- _What this task involves_
All the records that follow need to be reproduced exactly. Omit the images.

- _Data supplied_
----

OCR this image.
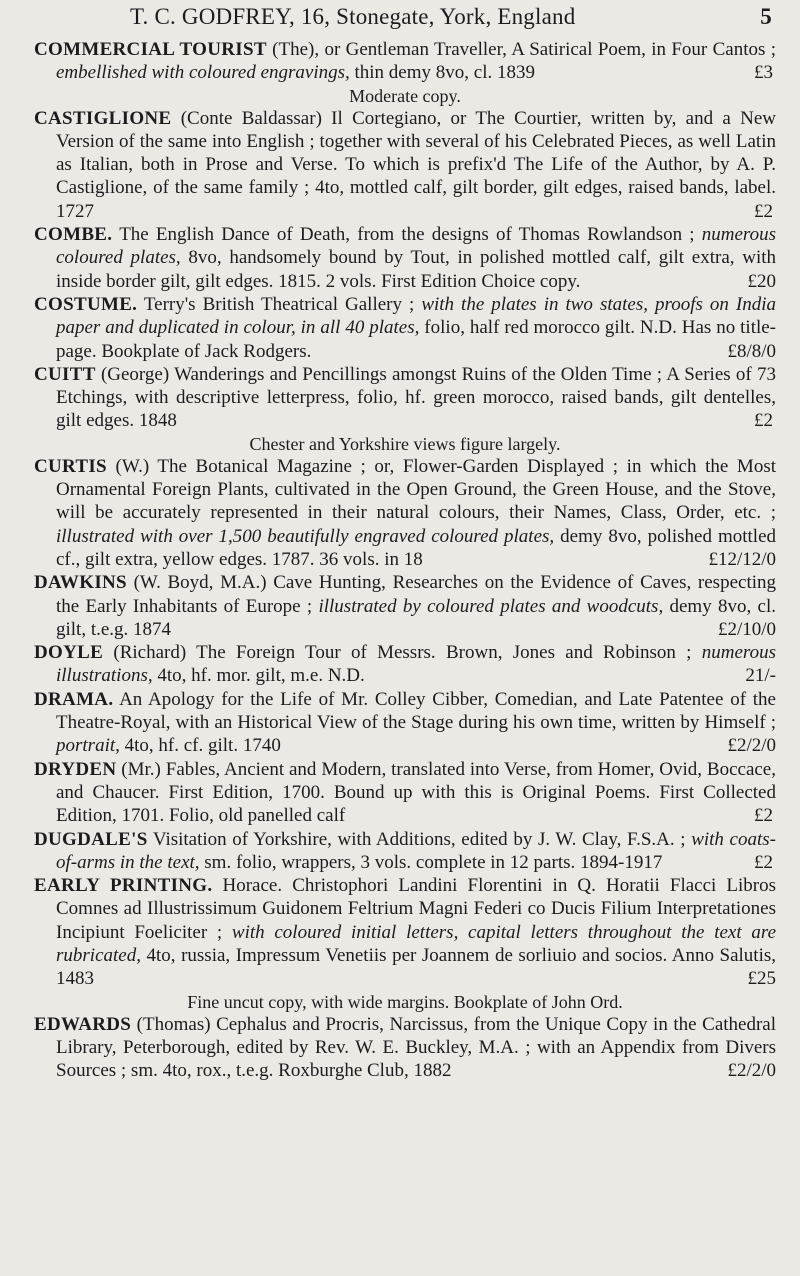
T. C. GODFREY, 16, Stonegate, York, England	5

COMMERCIAL TOURIST (The), or Gentleman Traveller, A Satirical Poem, in Four Cantos ; embellished with coloured engravings, thin demy 8vo, cl. 1839 	£3

Moderate copy.

CASTIGLIONE (Conte Baldassar) Il Cortegiano, or The Courtier, written by, and a New Version of the same into English ; together with several of his Celebrated Pieces, as well Latin as Italian, both in Prose and Verse. To which is prefix'd The Life of the Author, by A. P. Castiglione, of the same family ; 4to, mottled calf, gilt border, gilt edges, raised bands, label. 1727 	£2

COMBE. The English Dance of Death, from the designs of Thomas Rowlandson ; numerous coloured plates, 8vo, handsomely bound by Tout, in polished mottled calf, gilt extra, with inside border gilt, gilt edges. 1815. 2 vols. First Edition Choice copy. 	£20

COSTUME. Terry's British Theatrical Gallery ; with the plates in two states, proofs on India paper and duplicated in colour, in all 40 plates, folio, half red morocco gilt. N.D. Has no title-page. Bookplate of Jack Rodgers. 	£8/8/0

CUITT (George) Wanderings and Pencillings amongst Ruins of the Olden Time ; A Series of 73 Etchings, with descriptive letterpress, folio, hf. green morocco, raised bands, gilt dentelles, gilt edges. 1848 	£2

Chester and Yorkshire views figure largely.

CURTIS (W.) The Botanical Magazine ; or, Flower-Garden Displayed ; in which the Most Ornamental Foreign Plants, cultivated in the Open Ground, the Green House, and the Stove, will be accurately represented in their natural colours, their Names, Class, Order, etc. ; illustrated with over 1,500 beautifully engraved coloured plates, demy 8vo, polished mottled cf., gilt extra, yellow edges. 1787. 36 vols. in 18 	£12/12/0

DAWKINS (W. Boyd, M.A.) Cave Hunting, Researches on the Evidence of Caves, respecting the Early Inhabitants of Europe ; illustrated by coloured plates and woodcuts, demy 8vo, cl. gilt, t.e.g. 1874 	£2/10/0

DOYLE (Richard) The Foreign Tour of Messrs. Brown, Jones and Robinson ; numerous illustrations, 4to, hf. mor. gilt, m.e. N.D. 	21/-

DRAMA. An Apology for the Life of Mr. Colley Cibber, Comedian, and Late Patentee of the Theatre-Royal, with an Historical View of the Stage during his own time, written by Himself ; portrait, 4to, hf. cf. gilt. 1740 	£2/2/0

DRYDEN (Mr.) Fables, Ancient and Modern, translated into Verse, from Homer, Ovid, Boccace, and Chaucer. First Edition, 1700. Bound up with this is Original Poems. First Collected Edition, 1701. Folio, old panelled calf 	£2

DUGDALE'S Visitation of Yorkshire, with Additions, edited by J. W. Clay, F.S.A. ; with coats-of-arms in the text, sm. folio, wrappers, 3 vols. complete in 12 parts. 1894-1917 	£2

EARLY PRINTING. Horace. Christophori Landini Florentini in Q. Horatii Flacci Libros Comnes ad Illustrissimum Guidonem Feltrium Magni Federi co Ducis Filium Interpretationes Incipiunt Foeliciter ; with coloured initial letters, capital letters throughout the text are rubricated, 4to, russia, Impressum Venetiis per Joannem de sorliuio and socios. Anno Salutis, 1483 	£25

Fine uncut copy, with wide margins. Bookplate of John Ord.

EDWARDS (Thomas) Cephalus and Procris, Narcissus, from the Unique Copy in the Cathedral Library, Peterborough, edited by Rev. W. E. Buckley, M.A. ; with an Appendix from Divers Sources ; sm. 4to, rox., t.e.g. Roxburghe Club, 1882 	£2/2/0
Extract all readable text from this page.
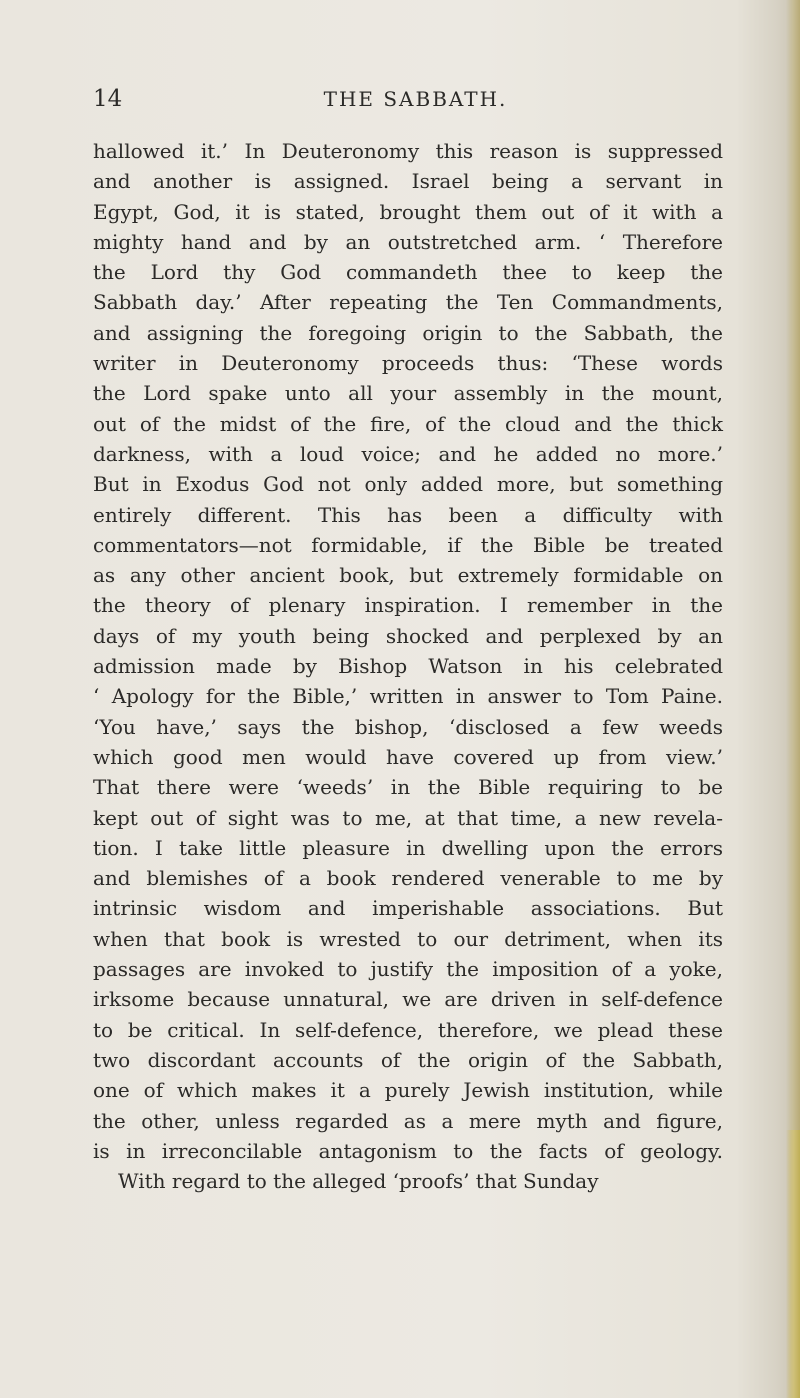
14	THE SABBATH.
hallowed it.’ In Deuteronomy this reason is suppressed
and another is assigned. Israel being a servant in
Egypt, God, it is stated, brought them out of it with a
mighty hand and by an outstretched arm. ‘ Therefore
the Lord thy God commandeth thee to keep the
Sabbath day.’ After repeating the Ten Commandments,
and assigning the foregoing origin to the Sabbath, the
writer in Deuteronomy proceeds thus: ‘These words
the Lord spake unto all your assembly in the mount,
out of the midst of the fire, of the cloud and the thick
darkness, with a loud voice; and he added no more.’
But in Exodus God not only added more, but something
entirely different. This has been a difficulty with
commentators—not formidable, if the Bible be treated
as any other ancient book, but extremely formidable on
the theory of plenary inspiration. I remember in the
days of my youth being shocked and perplexed by an
admission made by Bishop Watson in his celebrated
‘ Apology for the Bible,’ written in answer to Tom Paine.
‘You have,’ says the bishop, ‘disclosed a few weeds
which good men would have covered up from view.’
That there were ‘weeds’ in the Bible requiring to be
kept out of sight was to me, at that time, a new revela-
tion. I take little pleasure in dwelling upon the errors
and blemishes of a book rendered venerable to me by
intrinsic wisdom and imperishable associations. But
when that book is wrested to our detriment, when its
passages are invoked to justify the imposition of a yoke,
irksome because unnatural, we are driven in self-defence
to be critical. In self-defence, therefore, we plead these
two discordant accounts of the origin of the Sabbath,
one of which makes it a purely Jewish institution, while
the other, unless regarded as a mere myth and figure,
is in irreconcilable antagonism to the facts of geology.
With regard to the alleged ‘proofs’ that Sunday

----

- _The reply_
OCR this image.
T. C. GODFREY, 16, Stonegate, York, England	5

COMMERCIAL TOURIST (The), or Gentleman Traveller, A Satirical Poem, in Four Cantos ; embellished with coloured engravings, thin demy 8vo, cl. 1839 	£3

Moderate copy.

CASTIGLIONE (Conte Baldassar) Il Cortegiano, or The Courtier, written by, and a New Version of the same into English ; together with several of his Celebrated Pieces, as well Latin as Italian, both in Prose and Verse. To which is prefix'd The Life of the Author, by A. P. Castiglione, of the same family ; 4to, mottled calf, gilt border, gilt edges, raised bands, label. 1727 	£2

COMBE. The English Dance of Death, from the designs of Thomas Rowlandson ; numerous coloured plates, 8vo, handsomely bound by Tout, in polished mottled calf, gilt extra, with inside border gilt, gilt edges. 1815. 2 vols. First Edition Choice copy. 	£20

COSTUME. Terry's British Theatrical Gallery ; with the plates in two states, proofs on India paper and duplicated in colour, in all 40 plates, folio, half red morocco gilt. N.D. Has no title-page. Bookplate of Jack Rodgers. 	£8/8/0

CUITT (George) Wanderings and Pencillings amongst Ruins of the Olden Time ; A Series of 73 Etchings, with descriptive letterpress, folio, hf. green morocco, raised bands, gilt dentelles, gilt edges. 1848 	£2

Chester and Yorkshire views figure largely.

CURTIS (W.) The Botanical Magazine ; or, Flower-Garden Displayed ; in which the Most Ornamental Foreign Plants, cultivated in the Open Ground, the Green House, and the Stove, will be accurately represented in their natural colours, their Names, Class, Order, etc. ; illustrated with over 1,500 beautifully engraved coloured plates, demy 8vo, polished mottled cf., gilt extra, yellow edges. 1787. 36 vols. in 18 	£12/12/0

DAWKINS (W. Boyd, M.A.) Cave Hunting, Researches on the Evidence of Caves, respecting the Early Inhabitants of Europe ; illustrated by coloured plates and woodcuts, demy 8vo, cl. gilt, t.e.g. 1874 	£2/10/0

DOYLE (Richard) The Foreign Tour of Messrs. Brown, Jones and Robinson ; numerous illustrations, 4to, hf. mor. gilt, m.e. N.D. 	21/-

DRAMA. An Apology for the Life of Mr. Colley Cibber, Comedian, and Late Patentee of the Theatre-Royal, with an Historical View of the Stage during his own time, written by Himself ; portrait, 4to, hf. cf. gilt. 1740 	£2/2/0

DRYDEN (Mr.) Fables, Ancient and Modern, translated into Verse, from Homer, Ovid, Boccace, and Chaucer. First Edition, 1700. Bound up with this is Original Poems. First Collected Edition, 1701. Folio, old panelled calf 	£2

DUGDALE'S Visitation of Yorkshire, with Additions, edited by J. W. Clay, F.S.A. ; with coats-of-arms in the text, sm. folio, wrappers, 3 vols. complete in 12 parts. 1894-1917 	£2

EARLY PRINTING. Horace. Christophori Landini Florentini in Q. Horatii Flacci Libros Comnes ad Illustrissimum Guidonem Feltrium Magni Federi co Ducis Filium Interpretationes Incipiunt Foeliciter ; with coloured initial letters, capital letters throughout the text are rubricated, 4to, russia, Impressum Venetiis per Joannem de sorliuio and socios. Anno Salutis, 1483 	£25

Fine uncut copy, with wide margins. Bookplate of John Ord.

EDWARDS (Thomas) Cephalus and Procris, Narcissus, from the Unique Copy in the Cathedral Library, Peterborough, edited by Rev. W. E. Buckley, M.A. ; with an Appendix from Divers Sources ; sm. 4to, rox., t.e.g. Roxburghe Club, 1882 	£2/2/0
Extract all readable text from this page.
14	THE SABBATH.
hallowed it.’ In Deuteronomy this reason is suppressed
and another is assigned. Israel being a servant in
Egypt, God, it is stated, brought them out of it with a
mighty hand and by an outstretched arm. ‘ Therefore
the Lord thy God commandeth thee to keep the
Sabbath day.’ After repeating the Ten Commandments,
and assigning the foregoing origin to the Sabbath, the
writer in Deuteronomy proceeds thus: ‘These words
the Lord spake unto all your assembly in the mount,
out of the midst of the fire, of the cloud and the thick
darkness, with a loud voice; and he added no more.’
But in Exodus God not only added more, but something
entirely different. This has been a difficulty with
commentators—not formidable, if the Bible be treated
as any other ancient book, but extremely formidable on
the theory of plenary inspiration. I remember in the
days of my youth being shocked and perplexed by an
admission made by Bishop Watson in his celebrated
‘ Apology for the Bible,’ written in answer to Tom Paine.
‘You have,’ says the bishop, ‘disclosed a few weeds
which good men would have covered up from view.’
That there were ‘weeds’ in the Bible requiring to be
kept out of sight was to me, at that time, a new revela-
tion. I take little pleasure in dwelling upon the errors
and blemishes of a book rendered venerable to me by
intrinsic wisdom and imperishable associations. But
when that book is wrested to our detriment, when its
passages are invoked to justify the imposition of a yoke,
irksome because unnatural, we are driven in self-defence
to be critical. In self-defence, therefore, we plead these
two discordant accounts of the origin of the Sabbath,
one of which makes it a purely Jewish institution, while
the other, unless regarded as a mere myth and figure,
is in irreconcilable antagonism to the facts of geology.
With regard to the alleged ‘proofs’ that Sunday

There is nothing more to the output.